- _Task details_
Can you return all of the entries below, line for line, with nothing altered?

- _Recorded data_
==================================================

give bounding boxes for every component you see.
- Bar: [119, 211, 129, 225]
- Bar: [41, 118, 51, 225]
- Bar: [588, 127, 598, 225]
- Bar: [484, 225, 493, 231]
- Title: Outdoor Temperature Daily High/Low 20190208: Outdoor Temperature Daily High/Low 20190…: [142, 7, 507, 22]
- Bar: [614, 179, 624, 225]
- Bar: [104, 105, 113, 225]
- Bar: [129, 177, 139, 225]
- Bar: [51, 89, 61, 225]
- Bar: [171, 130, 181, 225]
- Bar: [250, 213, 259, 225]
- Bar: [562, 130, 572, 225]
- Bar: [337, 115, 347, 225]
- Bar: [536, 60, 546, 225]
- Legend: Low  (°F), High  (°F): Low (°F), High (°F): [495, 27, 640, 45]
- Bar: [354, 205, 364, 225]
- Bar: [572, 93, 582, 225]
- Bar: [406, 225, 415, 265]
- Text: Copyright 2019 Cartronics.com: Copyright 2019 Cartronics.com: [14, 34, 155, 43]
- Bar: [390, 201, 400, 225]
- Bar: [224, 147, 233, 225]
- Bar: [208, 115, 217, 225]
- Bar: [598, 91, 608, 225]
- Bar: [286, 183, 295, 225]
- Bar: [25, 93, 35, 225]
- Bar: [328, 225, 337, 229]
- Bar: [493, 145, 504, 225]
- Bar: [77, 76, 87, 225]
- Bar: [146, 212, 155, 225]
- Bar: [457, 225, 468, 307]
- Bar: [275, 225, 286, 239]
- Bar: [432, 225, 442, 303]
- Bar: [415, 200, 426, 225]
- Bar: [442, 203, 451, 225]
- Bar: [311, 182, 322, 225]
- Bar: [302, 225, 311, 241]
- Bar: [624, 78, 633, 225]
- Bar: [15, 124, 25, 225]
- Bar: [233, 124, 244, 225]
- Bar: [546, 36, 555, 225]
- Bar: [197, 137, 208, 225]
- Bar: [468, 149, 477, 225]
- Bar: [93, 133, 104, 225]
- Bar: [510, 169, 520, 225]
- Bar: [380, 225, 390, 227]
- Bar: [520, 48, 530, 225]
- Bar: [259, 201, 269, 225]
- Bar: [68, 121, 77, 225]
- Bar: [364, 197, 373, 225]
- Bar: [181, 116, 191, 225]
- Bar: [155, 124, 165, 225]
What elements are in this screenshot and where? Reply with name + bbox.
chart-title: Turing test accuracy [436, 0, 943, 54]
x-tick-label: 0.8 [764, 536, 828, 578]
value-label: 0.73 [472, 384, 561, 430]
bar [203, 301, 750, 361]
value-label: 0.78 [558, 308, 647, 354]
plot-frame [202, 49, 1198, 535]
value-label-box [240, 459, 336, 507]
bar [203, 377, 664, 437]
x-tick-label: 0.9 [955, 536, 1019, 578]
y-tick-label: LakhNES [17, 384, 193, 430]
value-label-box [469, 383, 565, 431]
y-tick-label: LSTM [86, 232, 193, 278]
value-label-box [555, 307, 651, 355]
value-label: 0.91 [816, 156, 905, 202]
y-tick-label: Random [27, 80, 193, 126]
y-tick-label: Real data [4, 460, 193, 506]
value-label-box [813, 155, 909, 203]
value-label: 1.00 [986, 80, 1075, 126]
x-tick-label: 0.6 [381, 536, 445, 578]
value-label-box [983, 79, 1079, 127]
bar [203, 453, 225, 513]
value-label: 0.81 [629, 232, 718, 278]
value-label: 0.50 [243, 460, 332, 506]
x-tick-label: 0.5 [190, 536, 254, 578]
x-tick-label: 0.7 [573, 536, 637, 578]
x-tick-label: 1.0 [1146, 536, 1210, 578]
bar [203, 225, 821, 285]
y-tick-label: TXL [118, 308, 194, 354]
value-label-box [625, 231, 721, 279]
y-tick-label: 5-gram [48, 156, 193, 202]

==================================================

- _Task answer_
give bounding boxes for every component you see.
- Bar: [119, 211, 129, 225]
- Bar: [41, 118, 51, 225]
- Bar: [588, 127, 598, 225]
- Bar: [484, 225, 493, 231]
- Title: Outdoor Temperature Daily High/Low 20190208: Outdoor Temperature Daily High/Low 20190…: [142, 7, 507, 22]
- Bar: [614, 179, 624, 225]
- Bar: [104, 105, 113, 225]
- Bar: [129, 177, 139, 225]
- Bar: [51, 89, 61, 225]
- Bar: [171, 130, 181, 225]
- Bar: [250, 213, 259, 225]
- Bar: [562, 130, 572, 225]
- Bar: [337, 115, 347, 225]
- Bar: [536, 60, 546, 225]
- Legend: Low  (°F), High  (°F): Low (°F), High (°F): [495, 27, 640, 45]
- Bar: [354, 205, 364, 225]
- Bar: [572, 93, 582, 225]
- Bar: [406, 225, 415, 265]
- Text: Copyright 2019 Cartronics.com: Copyright 2019 Cartronics.com: [14, 34, 155, 43]
- Bar: [390, 201, 400, 225]
- Bar: [224, 147, 233, 225]
- Bar: [208, 115, 217, 225]
- Bar: [598, 91, 608, 225]
- Bar: [286, 183, 295, 225]
- Bar: [25, 93, 35, 225]
- Bar: [328, 225, 337, 229]
- Bar: [493, 145, 504, 225]
- Bar: [77, 76, 87, 225]
- Bar: [146, 212, 155, 225]
- Bar: [457, 225, 468, 307]
- Bar: [275, 225, 286, 239]
- Bar: [432, 225, 442, 303]
- Bar: [415, 200, 426, 225]
- Bar: [442, 203, 451, 225]
- Bar: [311, 182, 322, 225]
- Bar: [302, 225, 311, 241]
- Bar: [624, 78, 633, 225]
- Bar: [15, 124, 25, 225]
- Bar: [233, 124, 244, 225]
- Bar: [546, 36, 555, 225]
- Bar: [197, 137, 208, 225]
- Bar: [468, 149, 477, 225]
- Bar: [93, 133, 104, 225]
- Bar: [510, 169, 520, 225]
- Bar: [380, 225, 390, 227]
- Bar: [520, 48, 530, 225]
- Bar: [259, 201, 269, 225]
- Bar: [68, 121, 77, 225]
- Bar: [364, 197, 373, 225]
- Bar: [181, 116, 191, 225]
- Bar: [155, 124, 165, 225]
What elements are in this screenshot and where? Reply with name + bbox.
chart-title: Turing test accuracy [436, 0, 943, 54]
x-tick-label: 0.8 [764, 536, 828, 578]
value-label: 0.73 [472, 384, 561, 430]
bar [203, 301, 750, 361]
value-label: 0.78 [558, 308, 647, 354]
plot-frame [202, 49, 1198, 535]
value-label-box [240, 459, 336, 507]
bar [203, 377, 664, 437]
x-tick-label: 0.9 [955, 536, 1019, 578]
y-tick-label: LakhNES [17, 384, 193, 430]
value-label-box [469, 383, 565, 431]
y-tick-label: LSTM [86, 232, 193, 278]
value-label-box [555, 307, 651, 355]
value-label: 0.91 [816, 156, 905, 202]
y-tick-label: Random [27, 80, 193, 126]
y-tick-label: Real data [4, 460, 193, 506]
value-label-box [813, 155, 909, 203]
value-label: 1.00 [986, 80, 1075, 126]
x-tick-label: 0.6 [381, 536, 445, 578]
value-label-box [983, 79, 1079, 127]
bar [203, 453, 225, 513]
value-label: 0.81 [629, 232, 718, 278]
value-label: 0.50 [243, 460, 332, 506]
x-tick-label: 0.5 [190, 536, 254, 578]
x-tick-label: 0.7 [573, 536, 637, 578]
x-tick-label: 1.0 [1146, 536, 1210, 578]
bar [203, 225, 821, 285]
y-tick-label: TXL [118, 308, 194, 354]
value-label-box [625, 231, 721, 279]
y-tick-label: 5-gram [48, 156, 193, 202]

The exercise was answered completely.